Your instructions
Copy each line of the listing below exactly.

Data rows

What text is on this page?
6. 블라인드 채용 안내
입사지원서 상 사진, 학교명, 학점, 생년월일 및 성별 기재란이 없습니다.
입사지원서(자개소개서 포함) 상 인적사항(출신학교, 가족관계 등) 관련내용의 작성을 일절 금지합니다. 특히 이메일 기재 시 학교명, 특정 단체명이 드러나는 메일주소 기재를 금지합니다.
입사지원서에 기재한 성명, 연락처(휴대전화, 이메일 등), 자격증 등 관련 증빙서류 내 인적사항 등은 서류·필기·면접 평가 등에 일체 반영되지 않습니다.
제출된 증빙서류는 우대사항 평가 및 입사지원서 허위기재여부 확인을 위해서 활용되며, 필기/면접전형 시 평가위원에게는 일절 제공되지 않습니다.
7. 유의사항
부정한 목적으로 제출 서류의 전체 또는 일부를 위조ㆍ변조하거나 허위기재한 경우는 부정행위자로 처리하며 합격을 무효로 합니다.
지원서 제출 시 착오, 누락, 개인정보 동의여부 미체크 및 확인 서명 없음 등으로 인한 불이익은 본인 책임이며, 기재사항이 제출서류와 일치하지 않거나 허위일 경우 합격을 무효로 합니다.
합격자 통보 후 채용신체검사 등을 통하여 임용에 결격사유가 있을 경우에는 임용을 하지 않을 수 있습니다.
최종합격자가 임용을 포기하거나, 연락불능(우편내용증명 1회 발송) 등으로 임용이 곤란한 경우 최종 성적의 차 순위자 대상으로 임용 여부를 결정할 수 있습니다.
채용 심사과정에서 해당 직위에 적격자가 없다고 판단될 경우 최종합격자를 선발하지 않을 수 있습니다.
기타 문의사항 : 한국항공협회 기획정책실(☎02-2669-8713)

Result
What text is on this page?
6. 블라인드 채용 안내
입사지원서 상 사진, 학교명, 학점, 생년월일 및 성별 기재란이 없습니다.
입사지원서(자개소개서 포함) 상 인적사항(출신학교, 가족관계 등) 관련내용의 작성을 일절 금지합니다. 특히 이메일 기재 시 학교명, 특정 단체명이 드러나는 메일주소 기재를 금지합니다.
입사지원서에 기재한 성명, 연락처(휴대전화, 이메일 등), 자격증 등 관련 증빙서류 내 인적사항 등은 서류·필기·면접 평가 등에 일체 반영되지 않습니다.
제출된 증빙서류는 우대사항 평가 및 입사지원서 허위기재여부 확인을 위해서 활용되며, 필기/면접전형 시 평가위원에게는 일절 제공되지 않습니다.
7. 유의사항
부정한 목적으로 제출 서류의 전체 또는 일부를 위조ㆍ변조하거나 허위기재한 경우는 부정행위자로 처리하며 합격을 무효로 합니다.
지원서 제출 시 착오, 누락, 개인정보 동의여부 미체크 및 확인 서명 없음 등으로 인한 불이익은 본인 책임이며, 기재사항이 제출서류와 일치하지 않거나 허위일 경우 합격을 무효로 합니다.
합격자 통보 후 채용신체검사 등을 통하여 임용에 결격사유가 있을 경우에는 임용을 하지 않을 수 있습니다.
최종합격자가 임용을 포기하거나, 연락불능(우편내용증명 1회 발송) 등으로 임용이 곤란한 경우 최종 성적의 차 순위자 대상으로 임용 여부를 결정할 수 있습니다.
채용 심사과정에서 해당 직위에 적격자가 없다고 판단될 경우 최종합격자를 선발하지 않을 수 있습니다.
기타 문의사항 : 한국항공협회 기획정책실(☎02-2669-8713)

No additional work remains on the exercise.